● **Input records**:
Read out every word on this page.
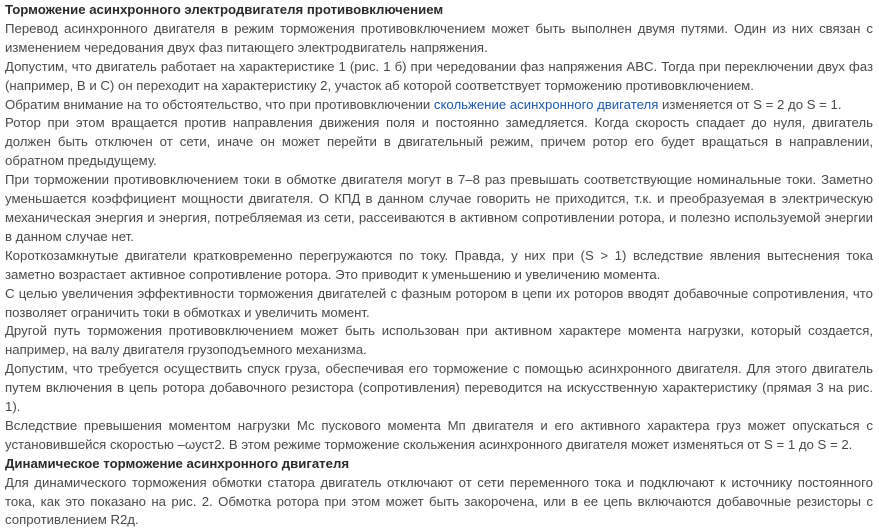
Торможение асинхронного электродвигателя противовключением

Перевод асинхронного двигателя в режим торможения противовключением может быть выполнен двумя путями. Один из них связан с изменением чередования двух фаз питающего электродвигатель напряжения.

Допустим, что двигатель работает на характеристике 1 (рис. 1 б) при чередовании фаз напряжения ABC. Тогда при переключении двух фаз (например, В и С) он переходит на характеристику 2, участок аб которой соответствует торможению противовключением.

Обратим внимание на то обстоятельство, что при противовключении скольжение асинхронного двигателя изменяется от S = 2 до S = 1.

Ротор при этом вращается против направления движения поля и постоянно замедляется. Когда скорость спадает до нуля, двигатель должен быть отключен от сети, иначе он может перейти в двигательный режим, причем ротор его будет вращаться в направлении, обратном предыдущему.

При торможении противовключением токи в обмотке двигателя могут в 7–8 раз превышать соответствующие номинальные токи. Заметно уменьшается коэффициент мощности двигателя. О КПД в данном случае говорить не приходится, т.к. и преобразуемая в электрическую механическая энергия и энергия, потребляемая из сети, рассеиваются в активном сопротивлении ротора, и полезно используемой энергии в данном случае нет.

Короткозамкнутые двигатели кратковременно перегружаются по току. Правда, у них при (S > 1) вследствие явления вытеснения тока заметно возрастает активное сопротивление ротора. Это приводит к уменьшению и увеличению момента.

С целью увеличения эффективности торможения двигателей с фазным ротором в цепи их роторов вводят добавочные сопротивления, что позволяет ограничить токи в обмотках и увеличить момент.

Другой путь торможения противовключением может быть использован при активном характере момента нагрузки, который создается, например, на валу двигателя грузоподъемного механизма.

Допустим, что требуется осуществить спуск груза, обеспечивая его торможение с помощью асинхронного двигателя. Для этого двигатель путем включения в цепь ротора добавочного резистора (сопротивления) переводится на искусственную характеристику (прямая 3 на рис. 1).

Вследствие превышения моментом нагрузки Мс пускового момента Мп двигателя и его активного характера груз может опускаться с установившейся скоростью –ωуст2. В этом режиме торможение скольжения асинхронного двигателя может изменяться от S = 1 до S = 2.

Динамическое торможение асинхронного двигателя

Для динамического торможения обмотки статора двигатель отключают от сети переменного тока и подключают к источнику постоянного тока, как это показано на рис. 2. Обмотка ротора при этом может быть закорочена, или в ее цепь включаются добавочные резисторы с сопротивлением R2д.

● **Instruction**: Quote every record above exactly, omitting any pictures they contain.

● **Answer to this task**:
Read out every word on this page.
Торможение асинхронного электродвигателя противовключением

Перевод асинхронного двигателя в режим торможения противовключением может быть выполнен двумя путями. Один из них связан с изменением чередования двух фаз питающего электродвигатель напряжения.

Допустим, что двигатель работает на характеристике 1 (рис. 1 б) при чередовании фаз напряжения ABC. Тогда при переключении двух фаз (например, В и С) он переходит на характеристику 2, участок аб которой соответствует торможению противовключением.

Обратим внимание на то обстоятельство, что при противовключении скольжение асинхронного двигателя изменяется от S = 2 до S = 1.

Ротор при этом вращается против направления движения поля и постоянно замедляется. Когда скорость спадает до нуля, двигатель должен быть отключен от сети, иначе он может перейти в двигательный режим, причем ротор его будет вращаться в направлении, обратном предыдущему.

При торможении противовключением токи в обмотке двигателя могут в 7–8 раз превышать соответствующие номинальные токи. Заметно уменьшается коэффициент мощности двигателя. О КПД в данном случае говорить не приходится, т.к. и преобразуемая в электрическую механическая энергия и энергия, потребляемая из сети, рассеиваются в активном сопротивлении ротора, и полезно используемой энергии в данном случае нет.

Короткозамкнутые двигатели кратковременно перегружаются по току. Правда, у них при (S > 1) вследствие явления вытеснения тока заметно возрастает активное сопротивление ротора. Это приводит к уменьшению и увеличению момента.

С целью увеличения эффективности торможения двигателей с фазным ротором в цепи их роторов вводят добавочные сопротивления, что позволяет ограничить токи в обмотках и увеличить момент.

Другой путь торможения противовключением может быть использован при активном характере момента нагрузки, который создается, например, на валу двигателя грузоподъемного механизма.

Допустим, что требуется осуществить спуск груза, обеспечивая его торможение с помощью асинхронного двигателя. Для этого двигатель путем включения в цепь ротора добавочного резистора (сопротивления) переводится на искусственную характеристику (прямая 3 на рис. 1).

Вследствие превышения моментом нагрузки Мс пускового момента Мп двигателя и его активного характера груз может опускаться с установившейся скоростью –ωуст2. В этом режиме торможение скольжения асинхронного двигателя может изменяться от S = 1 до S = 2.

Динамическое торможение асинхронного двигателя

Для динамического торможения обмотки статора двигатель отключают от сети переменного тока и подключают к источнику постоянного тока, как это показано на рис. 2. Обмотка ротора при этом может быть закорочена, или в ее цепь включаются добавочные резисторы с сопротивлением R2д.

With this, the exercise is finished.